++++ Exercise materials ++++

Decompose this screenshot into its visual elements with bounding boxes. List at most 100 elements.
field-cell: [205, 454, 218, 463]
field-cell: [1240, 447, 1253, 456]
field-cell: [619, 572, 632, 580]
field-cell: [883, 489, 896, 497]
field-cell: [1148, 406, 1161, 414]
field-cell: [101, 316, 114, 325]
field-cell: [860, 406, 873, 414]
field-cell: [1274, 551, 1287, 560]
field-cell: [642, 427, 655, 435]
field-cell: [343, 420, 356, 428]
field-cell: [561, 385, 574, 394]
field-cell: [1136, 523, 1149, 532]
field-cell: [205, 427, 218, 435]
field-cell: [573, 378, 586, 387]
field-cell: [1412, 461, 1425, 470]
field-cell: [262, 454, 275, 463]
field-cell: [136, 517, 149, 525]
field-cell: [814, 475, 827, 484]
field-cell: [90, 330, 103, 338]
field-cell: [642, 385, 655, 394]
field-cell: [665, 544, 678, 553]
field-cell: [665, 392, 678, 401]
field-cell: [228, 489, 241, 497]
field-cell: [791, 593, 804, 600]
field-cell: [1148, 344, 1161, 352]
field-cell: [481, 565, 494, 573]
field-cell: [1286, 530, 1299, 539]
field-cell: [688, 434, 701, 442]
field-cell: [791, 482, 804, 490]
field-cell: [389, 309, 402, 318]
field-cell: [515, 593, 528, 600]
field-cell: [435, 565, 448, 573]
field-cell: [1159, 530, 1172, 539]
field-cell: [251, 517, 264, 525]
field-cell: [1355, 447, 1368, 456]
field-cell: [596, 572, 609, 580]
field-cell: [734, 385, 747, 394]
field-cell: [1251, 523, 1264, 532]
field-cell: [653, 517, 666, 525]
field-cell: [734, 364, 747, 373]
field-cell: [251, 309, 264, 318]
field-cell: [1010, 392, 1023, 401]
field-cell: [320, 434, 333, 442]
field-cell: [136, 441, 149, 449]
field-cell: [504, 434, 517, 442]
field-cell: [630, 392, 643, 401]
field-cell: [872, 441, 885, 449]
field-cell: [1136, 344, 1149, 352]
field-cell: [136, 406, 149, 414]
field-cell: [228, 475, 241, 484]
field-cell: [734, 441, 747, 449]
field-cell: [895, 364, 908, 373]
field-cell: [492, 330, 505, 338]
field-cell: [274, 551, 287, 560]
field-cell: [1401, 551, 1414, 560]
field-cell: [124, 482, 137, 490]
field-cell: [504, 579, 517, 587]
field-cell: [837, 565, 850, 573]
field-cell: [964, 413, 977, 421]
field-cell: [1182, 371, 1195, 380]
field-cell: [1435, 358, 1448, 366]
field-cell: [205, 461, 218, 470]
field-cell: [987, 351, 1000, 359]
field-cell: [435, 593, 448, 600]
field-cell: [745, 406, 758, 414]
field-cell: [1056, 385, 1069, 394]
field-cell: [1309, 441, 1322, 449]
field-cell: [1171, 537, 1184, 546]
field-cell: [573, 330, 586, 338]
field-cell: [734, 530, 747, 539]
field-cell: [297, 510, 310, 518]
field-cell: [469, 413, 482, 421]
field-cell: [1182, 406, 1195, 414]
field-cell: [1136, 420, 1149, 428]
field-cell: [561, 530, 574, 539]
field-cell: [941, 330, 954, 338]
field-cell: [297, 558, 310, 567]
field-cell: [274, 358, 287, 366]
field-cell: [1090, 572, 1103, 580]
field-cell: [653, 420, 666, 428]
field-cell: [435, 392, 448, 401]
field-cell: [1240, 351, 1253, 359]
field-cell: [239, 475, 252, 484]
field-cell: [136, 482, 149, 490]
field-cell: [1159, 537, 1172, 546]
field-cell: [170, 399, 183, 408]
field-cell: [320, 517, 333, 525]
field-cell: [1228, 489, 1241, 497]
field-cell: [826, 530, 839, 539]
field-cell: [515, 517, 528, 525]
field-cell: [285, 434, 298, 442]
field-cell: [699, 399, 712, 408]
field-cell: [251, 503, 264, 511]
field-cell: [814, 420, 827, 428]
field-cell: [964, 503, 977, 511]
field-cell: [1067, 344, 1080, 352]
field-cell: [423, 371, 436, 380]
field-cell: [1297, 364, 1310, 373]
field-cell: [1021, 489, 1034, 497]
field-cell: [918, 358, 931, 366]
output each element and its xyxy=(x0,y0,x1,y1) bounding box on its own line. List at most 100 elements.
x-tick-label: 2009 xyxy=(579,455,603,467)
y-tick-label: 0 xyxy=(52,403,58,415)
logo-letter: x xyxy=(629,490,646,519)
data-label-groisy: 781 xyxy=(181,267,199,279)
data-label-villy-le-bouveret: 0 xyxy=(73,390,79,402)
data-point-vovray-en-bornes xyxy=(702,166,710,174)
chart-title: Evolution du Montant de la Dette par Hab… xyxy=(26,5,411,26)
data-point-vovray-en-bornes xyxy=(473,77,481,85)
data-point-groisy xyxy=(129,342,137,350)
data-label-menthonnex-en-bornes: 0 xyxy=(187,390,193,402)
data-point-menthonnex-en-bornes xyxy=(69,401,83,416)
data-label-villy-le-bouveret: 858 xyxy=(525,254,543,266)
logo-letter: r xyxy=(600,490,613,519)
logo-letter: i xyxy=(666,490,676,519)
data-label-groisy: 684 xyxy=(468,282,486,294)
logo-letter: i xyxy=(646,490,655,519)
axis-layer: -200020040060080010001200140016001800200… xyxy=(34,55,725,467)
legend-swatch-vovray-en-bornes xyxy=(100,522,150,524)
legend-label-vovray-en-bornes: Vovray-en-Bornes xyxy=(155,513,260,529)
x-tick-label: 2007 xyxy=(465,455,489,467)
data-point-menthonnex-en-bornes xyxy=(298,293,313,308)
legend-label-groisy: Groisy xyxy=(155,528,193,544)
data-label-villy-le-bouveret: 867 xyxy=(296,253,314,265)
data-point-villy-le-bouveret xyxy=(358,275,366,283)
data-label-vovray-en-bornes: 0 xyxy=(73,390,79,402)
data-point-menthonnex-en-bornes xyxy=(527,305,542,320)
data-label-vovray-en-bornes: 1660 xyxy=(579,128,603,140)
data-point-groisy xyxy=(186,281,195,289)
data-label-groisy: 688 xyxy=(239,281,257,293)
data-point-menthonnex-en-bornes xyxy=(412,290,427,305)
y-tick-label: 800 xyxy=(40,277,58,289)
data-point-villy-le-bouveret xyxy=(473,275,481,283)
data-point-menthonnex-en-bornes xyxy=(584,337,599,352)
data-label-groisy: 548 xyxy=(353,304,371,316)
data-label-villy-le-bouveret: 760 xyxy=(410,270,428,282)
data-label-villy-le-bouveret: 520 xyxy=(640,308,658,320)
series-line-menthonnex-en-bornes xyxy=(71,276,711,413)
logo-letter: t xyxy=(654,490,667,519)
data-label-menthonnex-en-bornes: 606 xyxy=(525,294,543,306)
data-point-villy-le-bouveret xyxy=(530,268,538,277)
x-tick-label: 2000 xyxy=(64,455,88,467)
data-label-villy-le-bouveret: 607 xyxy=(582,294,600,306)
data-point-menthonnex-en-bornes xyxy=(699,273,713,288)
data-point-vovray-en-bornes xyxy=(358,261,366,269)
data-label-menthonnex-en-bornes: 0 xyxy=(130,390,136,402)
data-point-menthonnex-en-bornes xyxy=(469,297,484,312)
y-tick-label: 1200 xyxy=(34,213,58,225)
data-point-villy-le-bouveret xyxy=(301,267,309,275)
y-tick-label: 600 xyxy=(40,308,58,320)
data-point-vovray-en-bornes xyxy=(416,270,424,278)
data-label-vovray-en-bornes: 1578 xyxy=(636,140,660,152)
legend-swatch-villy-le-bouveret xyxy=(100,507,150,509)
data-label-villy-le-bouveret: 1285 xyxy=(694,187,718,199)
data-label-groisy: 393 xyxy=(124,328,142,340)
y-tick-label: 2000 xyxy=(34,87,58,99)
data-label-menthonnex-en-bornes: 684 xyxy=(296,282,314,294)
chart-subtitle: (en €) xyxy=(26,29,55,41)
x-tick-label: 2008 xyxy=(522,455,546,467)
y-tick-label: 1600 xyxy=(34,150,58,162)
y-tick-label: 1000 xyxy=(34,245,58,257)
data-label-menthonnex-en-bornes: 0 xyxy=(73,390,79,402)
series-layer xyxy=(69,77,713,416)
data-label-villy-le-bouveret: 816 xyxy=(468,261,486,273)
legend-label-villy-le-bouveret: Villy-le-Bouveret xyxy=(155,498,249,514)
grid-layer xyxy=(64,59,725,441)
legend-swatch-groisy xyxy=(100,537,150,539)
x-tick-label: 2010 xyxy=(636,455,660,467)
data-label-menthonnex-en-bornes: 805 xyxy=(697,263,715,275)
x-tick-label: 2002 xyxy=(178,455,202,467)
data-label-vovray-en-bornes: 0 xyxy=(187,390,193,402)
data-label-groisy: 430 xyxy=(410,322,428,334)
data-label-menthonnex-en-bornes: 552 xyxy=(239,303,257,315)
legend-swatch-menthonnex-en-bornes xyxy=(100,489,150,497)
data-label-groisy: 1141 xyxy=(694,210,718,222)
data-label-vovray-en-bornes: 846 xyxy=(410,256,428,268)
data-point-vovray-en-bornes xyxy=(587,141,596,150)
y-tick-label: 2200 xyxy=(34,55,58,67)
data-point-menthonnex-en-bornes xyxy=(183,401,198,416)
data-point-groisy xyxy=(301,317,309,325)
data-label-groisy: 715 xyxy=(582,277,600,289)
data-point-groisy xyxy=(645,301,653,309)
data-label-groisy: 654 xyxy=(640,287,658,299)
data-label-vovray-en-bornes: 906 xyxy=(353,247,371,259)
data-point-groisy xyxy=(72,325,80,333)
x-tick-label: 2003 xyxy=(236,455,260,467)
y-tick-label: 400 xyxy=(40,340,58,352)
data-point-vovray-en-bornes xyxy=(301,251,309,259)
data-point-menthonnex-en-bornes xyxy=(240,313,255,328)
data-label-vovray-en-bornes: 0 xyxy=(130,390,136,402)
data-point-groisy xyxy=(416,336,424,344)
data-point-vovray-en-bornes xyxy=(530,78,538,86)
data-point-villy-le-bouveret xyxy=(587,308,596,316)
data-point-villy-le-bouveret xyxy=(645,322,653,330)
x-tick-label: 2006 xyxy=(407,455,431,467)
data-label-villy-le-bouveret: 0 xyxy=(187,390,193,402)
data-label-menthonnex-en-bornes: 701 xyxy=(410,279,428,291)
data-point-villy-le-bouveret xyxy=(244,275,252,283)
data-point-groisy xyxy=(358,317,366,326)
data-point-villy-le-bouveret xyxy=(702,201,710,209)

++++

> **What the task requires**: Extract the entries verbatim, from the start of the entries through the line that contains "field-cell: [481, 565, 494, 573]", inclusive.

> **Expected answer**:
Decompose this screenshot into its visual elements with bounding boxes. List at most 100 elements.
field-cell: [205, 454, 218, 463]
field-cell: [1240, 447, 1253, 456]
field-cell: [619, 572, 632, 580]
field-cell: [883, 489, 896, 497]
field-cell: [1148, 406, 1161, 414]
field-cell: [101, 316, 114, 325]
field-cell: [860, 406, 873, 414]
field-cell: [1274, 551, 1287, 560]
field-cell: [642, 427, 655, 435]
field-cell: [343, 420, 356, 428]
field-cell: [561, 385, 574, 394]
field-cell: [1136, 523, 1149, 532]
field-cell: [205, 427, 218, 435]
field-cell: [573, 378, 586, 387]
field-cell: [1412, 461, 1425, 470]
field-cell: [262, 454, 275, 463]
field-cell: [136, 517, 149, 525]
field-cell: [814, 475, 827, 484]
field-cell: [90, 330, 103, 338]
field-cell: [642, 385, 655, 394]
field-cell: [665, 544, 678, 553]
field-cell: [665, 392, 678, 401]
field-cell: [228, 489, 241, 497]
field-cell: [791, 593, 804, 600]
field-cell: [1148, 344, 1161, 352]
field-cell: [481, 565, 494, 573]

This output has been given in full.